→ Exercise task
All of the records below should be output exactly.

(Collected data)

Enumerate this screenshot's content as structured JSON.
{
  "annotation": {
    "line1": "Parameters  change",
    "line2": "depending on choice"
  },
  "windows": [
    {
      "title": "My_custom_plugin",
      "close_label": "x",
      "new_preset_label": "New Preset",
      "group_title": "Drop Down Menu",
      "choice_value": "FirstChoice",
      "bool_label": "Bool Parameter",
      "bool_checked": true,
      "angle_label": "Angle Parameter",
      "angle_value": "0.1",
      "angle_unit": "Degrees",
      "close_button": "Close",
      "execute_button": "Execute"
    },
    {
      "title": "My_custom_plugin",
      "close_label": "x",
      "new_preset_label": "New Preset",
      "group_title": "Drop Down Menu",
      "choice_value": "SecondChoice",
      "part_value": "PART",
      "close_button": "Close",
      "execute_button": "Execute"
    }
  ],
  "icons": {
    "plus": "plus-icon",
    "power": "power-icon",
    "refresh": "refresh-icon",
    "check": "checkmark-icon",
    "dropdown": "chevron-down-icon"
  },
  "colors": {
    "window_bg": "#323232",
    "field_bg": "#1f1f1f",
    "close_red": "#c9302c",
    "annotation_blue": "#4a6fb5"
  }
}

→ Exercise solution
Enumerate this screenshot's content as structured JSON.
{
  "annotation": {
    "line1": "Parameters  change",
    "line2": "depending on choice"
  },
  "windows": [
    {
      "title": "My_custom_plugin",
      "close_label": "x",
      "new_preset_label": "New Preset",
      "group_title": "Drop Down Menu",
      "choice_value": "FirstChoice",
      "bool_label": "Bool Parameter",
      "bool_checked": true,
      "angle_label": "Angle Parameter",
      "angle_value": "0.1",
      "angle_unit": "Degrees",
      "close_button": "Close",
      "execute_button": "Execute"
    },
    {
      "title": "My_custom_plugin",
      "close_label": "x",
      "new_preset_label": "New Preset",
      "group_title": "Drop Down Menu",
      "choice_value": "SecondChoice",
      "part_value": "PART",
      "close_button": "Close",
      "execute_button": "Execute"
    }
  ],
  "icons": {
    "plus": "plus-icon",
    "power": "power-icon",
    "refresh": "refresh-icon",
    "check": "checkmark-icon",
    "dropdown": "chevron-down-icon"
  },
  "colors": {
    "window_bg": "#323232",
    "field_bg": "#1f1f1f",
    "close_red": "#c9302c",
    "annotation_blue": "#4a6fb5"
  }
}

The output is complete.